__Task to carry out__
Check each line of the material. Copy those containing "Loss".
* START Input rows *
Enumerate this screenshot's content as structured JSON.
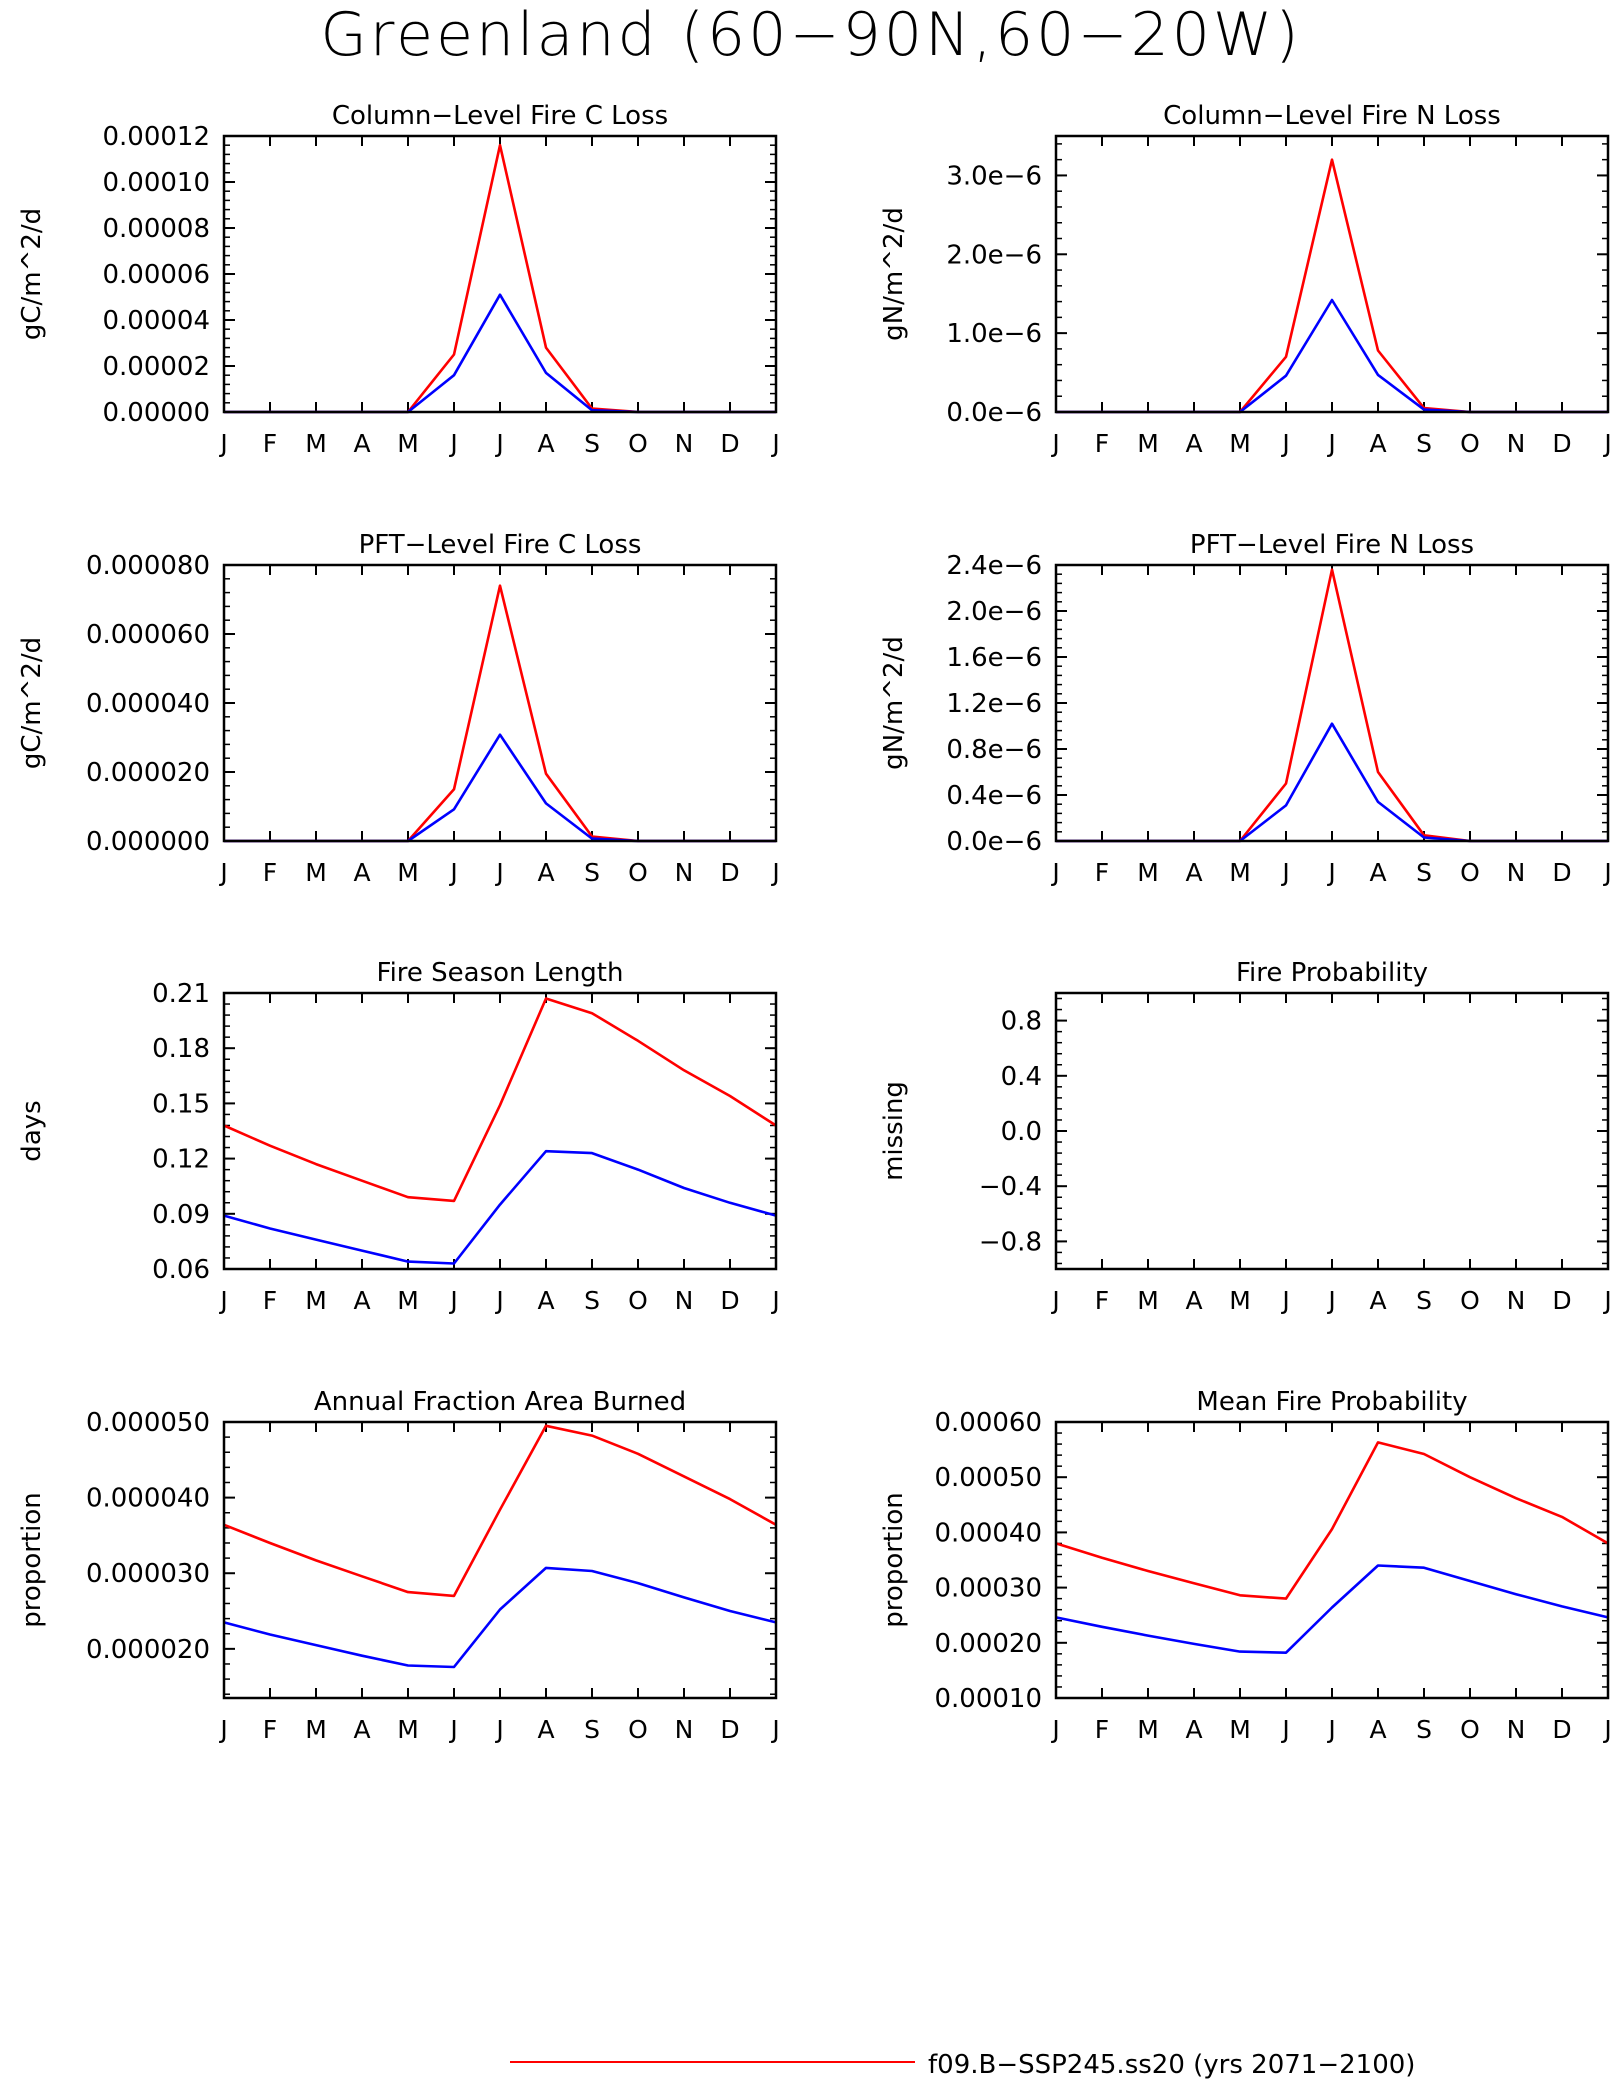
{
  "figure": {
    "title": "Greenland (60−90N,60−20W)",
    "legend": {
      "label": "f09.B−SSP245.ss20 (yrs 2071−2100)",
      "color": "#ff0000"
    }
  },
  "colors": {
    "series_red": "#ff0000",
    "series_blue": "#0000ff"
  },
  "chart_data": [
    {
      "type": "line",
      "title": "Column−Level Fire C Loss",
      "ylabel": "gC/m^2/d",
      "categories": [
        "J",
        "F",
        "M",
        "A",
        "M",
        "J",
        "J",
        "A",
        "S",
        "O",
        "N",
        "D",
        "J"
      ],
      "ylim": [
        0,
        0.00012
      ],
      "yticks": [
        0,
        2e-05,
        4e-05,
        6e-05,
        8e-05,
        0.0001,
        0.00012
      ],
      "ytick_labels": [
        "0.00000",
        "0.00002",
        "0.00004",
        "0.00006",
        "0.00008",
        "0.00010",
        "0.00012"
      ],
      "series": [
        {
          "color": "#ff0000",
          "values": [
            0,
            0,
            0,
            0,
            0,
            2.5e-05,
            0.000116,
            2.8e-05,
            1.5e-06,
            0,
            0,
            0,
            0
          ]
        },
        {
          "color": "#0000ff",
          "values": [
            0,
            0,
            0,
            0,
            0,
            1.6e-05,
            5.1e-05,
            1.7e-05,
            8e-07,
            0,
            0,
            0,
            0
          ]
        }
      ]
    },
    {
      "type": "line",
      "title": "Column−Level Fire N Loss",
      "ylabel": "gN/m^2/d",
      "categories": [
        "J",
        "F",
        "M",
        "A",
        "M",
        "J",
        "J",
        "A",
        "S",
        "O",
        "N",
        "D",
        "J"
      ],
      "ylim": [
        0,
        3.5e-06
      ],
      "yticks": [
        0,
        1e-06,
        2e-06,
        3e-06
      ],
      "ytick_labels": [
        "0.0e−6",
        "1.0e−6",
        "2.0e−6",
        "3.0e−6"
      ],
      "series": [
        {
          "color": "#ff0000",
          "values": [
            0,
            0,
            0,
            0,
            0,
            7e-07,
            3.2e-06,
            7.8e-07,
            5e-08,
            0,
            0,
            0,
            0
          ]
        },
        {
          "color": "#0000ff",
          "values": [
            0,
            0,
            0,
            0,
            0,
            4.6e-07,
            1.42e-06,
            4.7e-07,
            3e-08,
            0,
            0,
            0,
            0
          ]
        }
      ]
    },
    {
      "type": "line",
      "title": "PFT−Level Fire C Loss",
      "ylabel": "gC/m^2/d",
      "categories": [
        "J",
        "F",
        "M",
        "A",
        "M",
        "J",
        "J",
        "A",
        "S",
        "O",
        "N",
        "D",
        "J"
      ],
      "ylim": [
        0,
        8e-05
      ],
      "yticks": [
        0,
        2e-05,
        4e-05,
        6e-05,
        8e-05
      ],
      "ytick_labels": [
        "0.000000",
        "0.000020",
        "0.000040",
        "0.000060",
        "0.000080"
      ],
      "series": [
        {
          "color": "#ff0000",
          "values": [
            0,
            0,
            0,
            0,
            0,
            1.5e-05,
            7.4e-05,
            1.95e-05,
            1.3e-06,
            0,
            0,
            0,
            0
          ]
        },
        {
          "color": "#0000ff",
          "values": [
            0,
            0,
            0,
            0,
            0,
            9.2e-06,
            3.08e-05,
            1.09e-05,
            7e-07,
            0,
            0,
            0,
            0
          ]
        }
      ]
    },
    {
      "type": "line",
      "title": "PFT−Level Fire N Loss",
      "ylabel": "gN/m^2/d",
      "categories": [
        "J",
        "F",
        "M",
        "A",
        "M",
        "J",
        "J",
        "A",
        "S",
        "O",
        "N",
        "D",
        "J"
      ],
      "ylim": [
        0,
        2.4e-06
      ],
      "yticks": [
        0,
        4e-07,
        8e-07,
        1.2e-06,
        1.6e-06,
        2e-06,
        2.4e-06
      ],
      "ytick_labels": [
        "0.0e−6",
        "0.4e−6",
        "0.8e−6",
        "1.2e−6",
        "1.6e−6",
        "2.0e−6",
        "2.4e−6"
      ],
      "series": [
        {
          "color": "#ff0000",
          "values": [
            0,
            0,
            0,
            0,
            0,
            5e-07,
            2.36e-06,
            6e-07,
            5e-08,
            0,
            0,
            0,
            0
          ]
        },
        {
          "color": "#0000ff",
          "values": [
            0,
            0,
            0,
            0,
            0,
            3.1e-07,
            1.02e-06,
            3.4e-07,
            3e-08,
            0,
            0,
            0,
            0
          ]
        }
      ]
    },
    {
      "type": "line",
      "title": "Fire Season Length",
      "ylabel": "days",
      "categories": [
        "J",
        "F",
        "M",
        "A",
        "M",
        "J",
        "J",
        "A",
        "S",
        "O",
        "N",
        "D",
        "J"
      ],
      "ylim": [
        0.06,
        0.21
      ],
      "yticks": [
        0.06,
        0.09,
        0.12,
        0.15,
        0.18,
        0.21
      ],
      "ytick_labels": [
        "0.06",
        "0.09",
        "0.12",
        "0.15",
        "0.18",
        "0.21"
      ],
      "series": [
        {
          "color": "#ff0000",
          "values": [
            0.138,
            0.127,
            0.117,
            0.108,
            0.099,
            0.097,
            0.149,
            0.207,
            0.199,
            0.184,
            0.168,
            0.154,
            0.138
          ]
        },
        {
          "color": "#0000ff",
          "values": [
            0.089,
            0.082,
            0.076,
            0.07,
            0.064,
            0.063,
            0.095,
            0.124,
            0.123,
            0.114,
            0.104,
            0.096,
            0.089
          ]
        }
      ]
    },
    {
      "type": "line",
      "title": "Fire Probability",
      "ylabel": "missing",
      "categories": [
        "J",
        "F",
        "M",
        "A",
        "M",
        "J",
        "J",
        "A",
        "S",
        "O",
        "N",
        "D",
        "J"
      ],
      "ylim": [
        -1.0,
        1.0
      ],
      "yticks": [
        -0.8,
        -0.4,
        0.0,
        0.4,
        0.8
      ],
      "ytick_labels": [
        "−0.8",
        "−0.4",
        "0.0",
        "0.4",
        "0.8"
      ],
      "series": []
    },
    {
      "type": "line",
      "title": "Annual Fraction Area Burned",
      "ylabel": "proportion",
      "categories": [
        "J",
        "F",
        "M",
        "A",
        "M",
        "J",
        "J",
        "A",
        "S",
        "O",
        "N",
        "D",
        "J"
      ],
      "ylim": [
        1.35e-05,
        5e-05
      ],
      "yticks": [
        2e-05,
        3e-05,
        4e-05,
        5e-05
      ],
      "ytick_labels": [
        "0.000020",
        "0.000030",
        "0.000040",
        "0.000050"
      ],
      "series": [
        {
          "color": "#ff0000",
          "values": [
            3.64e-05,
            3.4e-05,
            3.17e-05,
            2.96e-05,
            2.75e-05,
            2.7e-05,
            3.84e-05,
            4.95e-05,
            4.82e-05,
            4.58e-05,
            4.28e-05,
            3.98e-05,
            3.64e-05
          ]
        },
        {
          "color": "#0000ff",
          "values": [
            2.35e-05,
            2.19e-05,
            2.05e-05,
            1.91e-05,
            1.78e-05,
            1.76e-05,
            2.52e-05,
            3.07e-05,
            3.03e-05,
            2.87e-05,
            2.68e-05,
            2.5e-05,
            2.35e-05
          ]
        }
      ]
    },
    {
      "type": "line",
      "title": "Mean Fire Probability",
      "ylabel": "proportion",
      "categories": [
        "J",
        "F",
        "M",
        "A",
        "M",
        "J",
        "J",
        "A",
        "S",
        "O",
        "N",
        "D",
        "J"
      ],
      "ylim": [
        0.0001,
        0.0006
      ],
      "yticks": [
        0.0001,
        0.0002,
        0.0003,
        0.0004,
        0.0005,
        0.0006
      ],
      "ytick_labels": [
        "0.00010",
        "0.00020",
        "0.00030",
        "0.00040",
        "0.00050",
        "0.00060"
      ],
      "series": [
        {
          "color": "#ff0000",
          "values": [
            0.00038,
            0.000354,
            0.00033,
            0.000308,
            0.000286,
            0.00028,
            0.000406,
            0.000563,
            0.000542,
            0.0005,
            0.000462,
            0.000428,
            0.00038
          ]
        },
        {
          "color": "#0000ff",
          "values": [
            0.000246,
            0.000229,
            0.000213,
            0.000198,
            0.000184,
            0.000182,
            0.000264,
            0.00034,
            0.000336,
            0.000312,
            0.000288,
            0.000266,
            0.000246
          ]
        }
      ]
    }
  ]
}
* END Input rows *
__Output for this exercise__
      "title": "Column−Level Fire C Loss",
      "title": "Column−Level Fire N Loss",
      "title": "PFT−Level Fire C Loss",
      "title": "PFT−Level Fire N Loss",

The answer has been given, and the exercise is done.